:: Task inputs

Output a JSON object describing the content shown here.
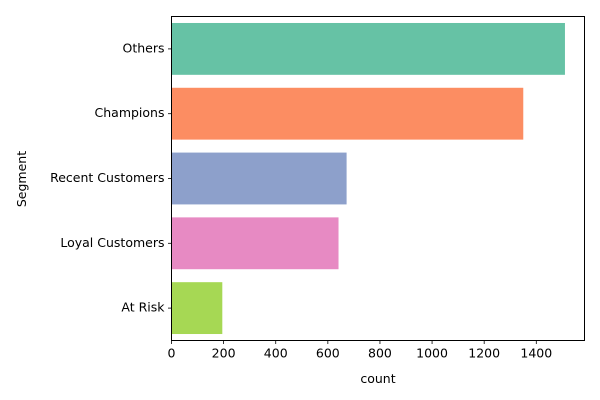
{
  "chart_data": {
    "type": "bar",
    "orientation": "horizontal",
    "categories": [
      "Others",
      "Champions",
      "Recent Customers",
      "Loyal Customers",
      "At Risk"
    ],
    "values": [
      1510,
      1350,
      672,
      641,
      195
    ],
    "colors": [
      "#66c2a5",
      "#fc8d62",
      "#8da0cb",
      "#e78ac3",
      "#a6d854"
    ],
    "xlabel": "count",
    "ylabel": "Segment",
    "xticks": [
      0,
      200,
      400,
      600,
      800,
      1000,
      1200,
      1400
    ],
    "xlim": [
      0,
      1585
    ],
    "grid": false,
    "legend": "none"
  }
}
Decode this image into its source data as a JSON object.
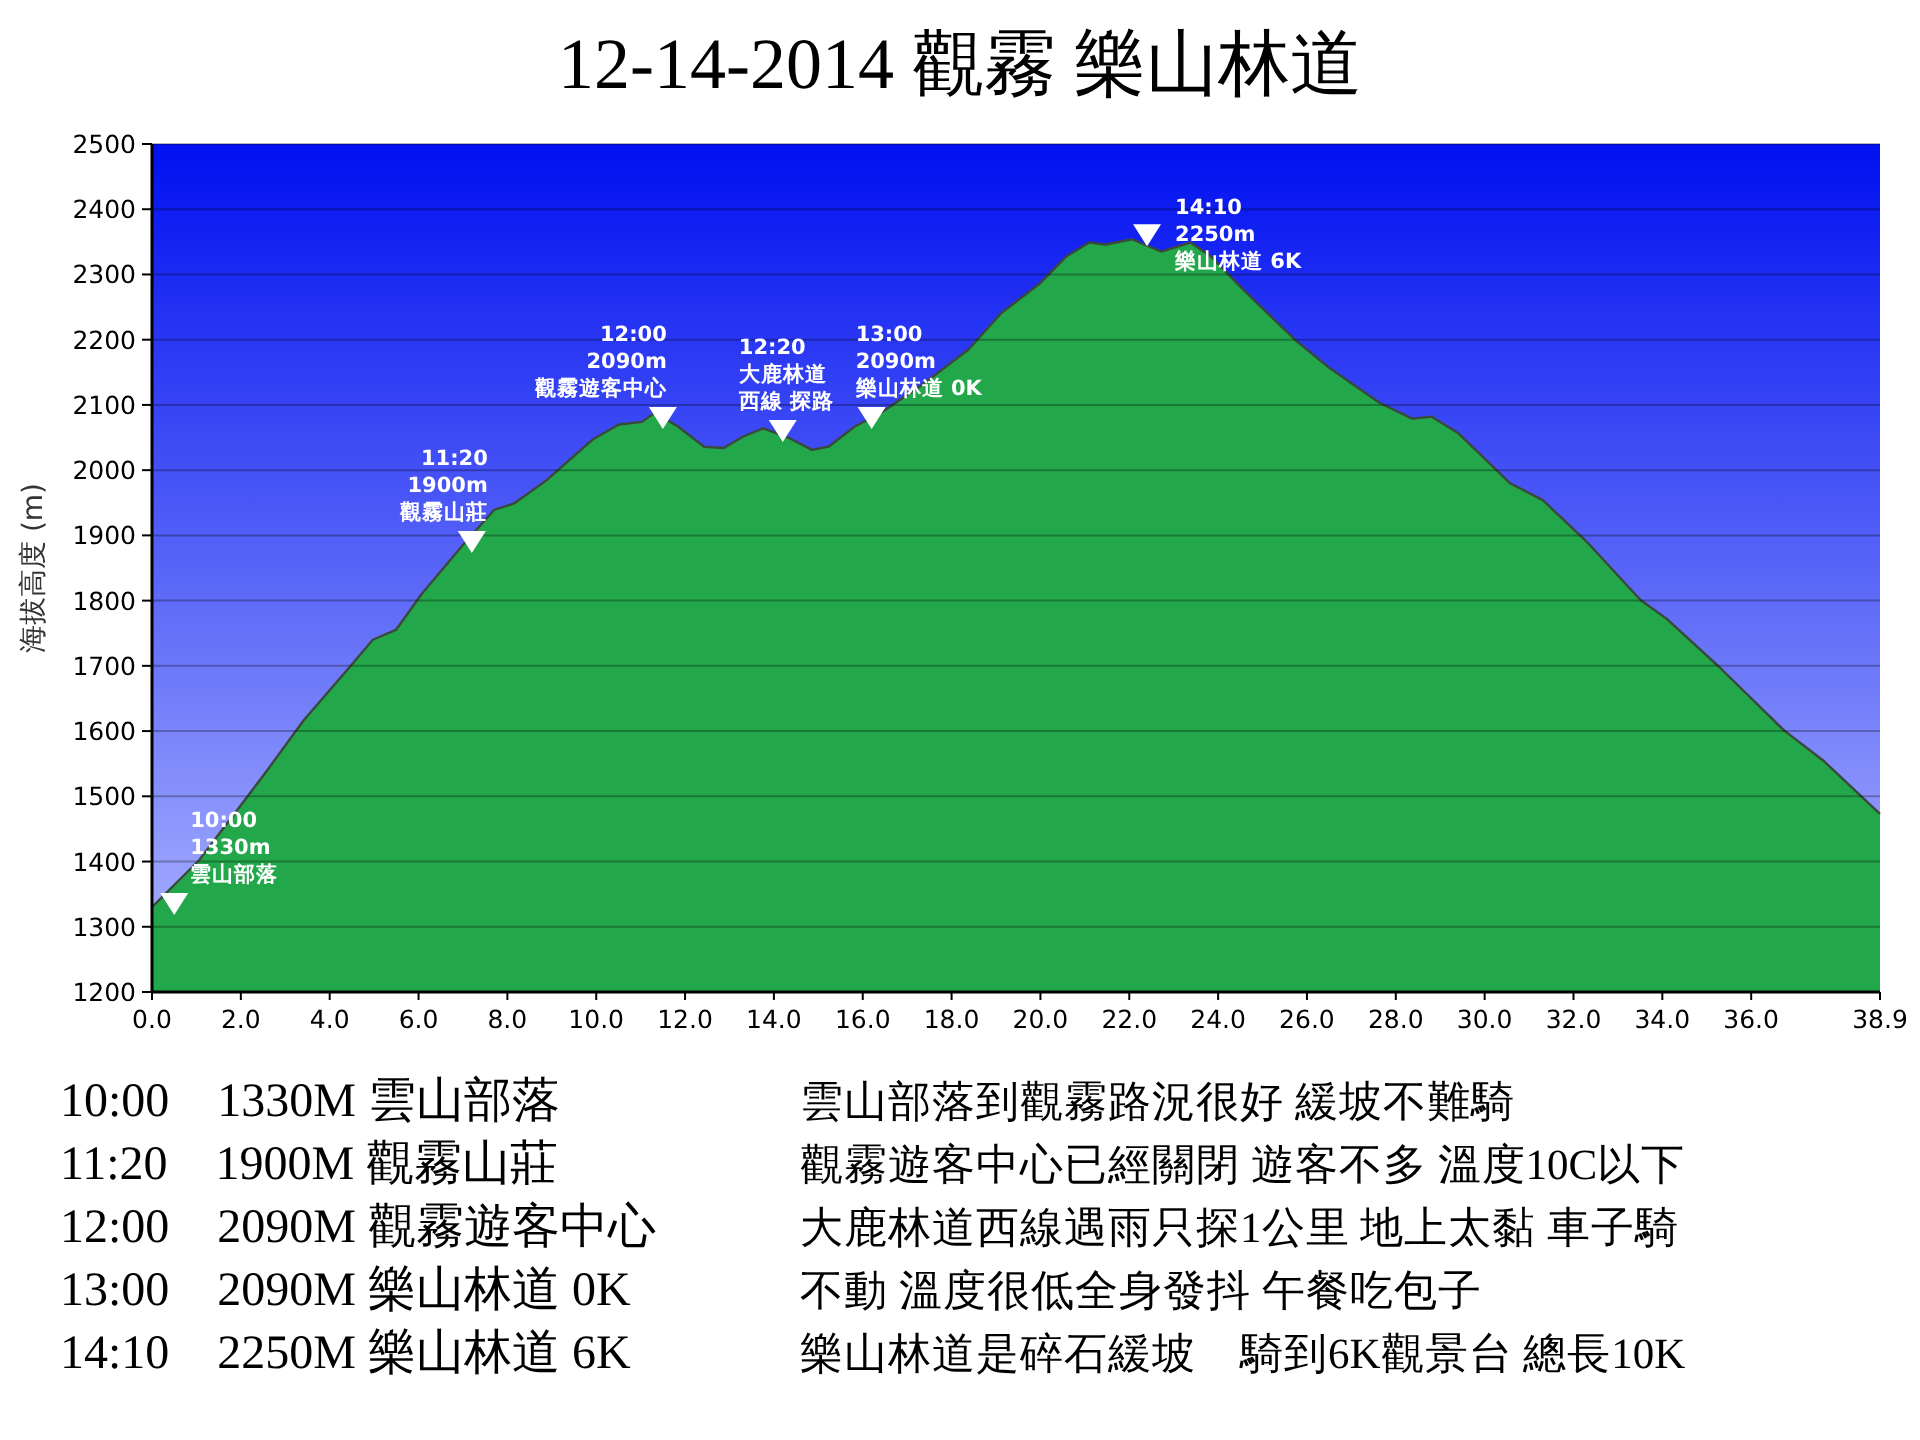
{
  "chart_data": {
    "type": "area",
    "title": "12-14-2014 觀霧 樂山林道",
    "ylabel": "海拔高度 (m)",
    "x": [
      0,
      1.06,
      2.54,
      3.42,
      4.46,
      4.97,
      5.49,
      6.08,
      6.97,
      7.7,
      8.15,
      8.89,
      9.92,
      10.51,
      11.03,
      11.32,
      11.84,
      12.43,
      12.87,
      13.32,
      13.76,
      14.35,
      14.86,
      15.23,
      15.82,
      16.41,
      17.3,
      18.38,
      19.12,
      20.0,
      20.59,
      21.1,
      21.47,
      22.06,
      22.72,
      23.38,
      23.83,
      24.56,
      25.73,
      26.46,
      27.64,
      28.37,
      28.81,
      29.4,
      30.57,
      31.31,
      32.33,
      33.51,
      34.1,
      35.27,
      36.74,
      37.62,
      38.9
    ],
    "series": [
      {
        "type": "scatter",
        "color": "#ffffff",
        "marker": "triangle",
        "x": [
          0.5,
          7.2,
          11.5,
          14.2,
          16.2,
          22.4
        ],
        "values": [
          1335,
          1890,
          2080,
          2060,
          2080,
          2360
        ]
      },
      {
        "color": "#22a84a",
        "values": [
          1330,
          1402,
          1535,
          1617,
          1699,
          1740,
          1755,
          1811,
          1883,
          1939,
          1949,
          1985,
          2047,
          2070,
          2074,
          2088,
          2067,
          2036,
          2034,
          2052,
          2064,
          2049,
          2031,
          2036,
          2067,
          2088,
          2129,
          2185,
          2241,
          2287,
          2328,
          2349,
          2346,
          2354,
          2335,
          2349,
          2328,
          2277,
          2200,
          2159,
          2103,
          2079,
          2082,
          2057,
          1980,
          1954,
          1888,
          1801,
          1772,
          1699,
          1601,
          1555,
          1473
        ]
      }
    ],
    "xlim": [
      0,
      38.9
    ],
    "ylim": [
      1200,
      2500
    ],
    "xticks": [
      {
        "value": 0,
        "label": "0.0"
      },
      {
        "value": 2,
        "label": "2.0"
      },
      {
        "value": 4,
        "label": "4.0"
      },
      {
        "value": 6,
        "label": "6.0"
      },
      {
        "value": 8,
        "label": "8.0"
      },
      {
        "value": 10,
        "label": "10.0"
      },
      {
        "value": 12,
        "label": "12.0"
      },
      {
        "value": 14,
        "label": "14.0"
      },
      {
        "value": 16,
        "label": "16.0"
      },
      {
        "value": 18,
        "label": "18.0"
      },
      {
        "value": 20,
        "label": "20.0"
      },
      {
        "value": 22,
        "label": "22.0"
      },
      {
        "value": 24,
        "label": "24.0"
      },
      {
        "value": 26,
        "label": "26.0"
      },
      {
        "value": 28,
        "label": "28.0"
      },
      {
        "value": 30,
        "label": "30.0"
      },
      {
        "value": 32,
        "label": "32.0"
      },
      {
        "value": 34,
        "label": "34.0"
      },
      {
        "value": 36,
        "label": "36.0"
      },
      {
        "value": 38.9,
        "label": "38.9"
      }
    ],
    "yticks": [
      1200,
      1300,
      1400,
      1500,
      1600,
      1700,
      1800,
      1900,
      2000,
      2100,
      2200,
      2300,
      2400,
      2500
    ],
    "grid": "y",
    "annotations": [
      "10:00",
      "1330m",
      {
        "text": "雲山部落",
        "x": 0.5,
        "y": 1335
      },
      "11:20",
      "1900m",
      {
        "text": "觀霧山莊",
        "x": 7.2,
        "y": 1890
      },
      "12:00",
      "2090m",
      {
        "text": "觀霧遊客中心",
        "x": 11.5,
        "y": 2080
      },
      "12:20",
      "大鹿林道",
      {
        "text": "西線 探路",
        "x": 14.2,
        "y": 2060
      },
      "13:00",
      "2090m",
      {
        "text": "樂山林道 0K",
        "x": 16.2,
        "y": 2080
      },
      "14:10",
      "2250m",
      {
        "text": "樂山林道 6K",
        "x": 22.4,
        "y": 2360
      },
      "10:00　1330M 雲山部落",
      "11:20　1900M 觀霧山莊",
      "12:00　2090M 觀霧遊客中心",
      "13:00　2090M 樂山林道 0K",
      "14:10　2250M 樂山林道 6K",
      "雲山部落到觀霧路況很好 緩坡不難騎",
      "觀霧遊客中心已經關閉 遊客不多 溫度10C以下",
      "大鹿林道西線遇雨只探1公里 地上太黏 車子騎",
      "不動 溫度很低全身發抖 午餐吃包子",
      "樂山林道是碎石緩坡　騎到6K觀景台 總長10K"
    ]
  }
}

::::

▶ [Exercise description]
Work out how many lines of the data above contain the string "text" and give the number alone.

▶ [Solution for this task]
6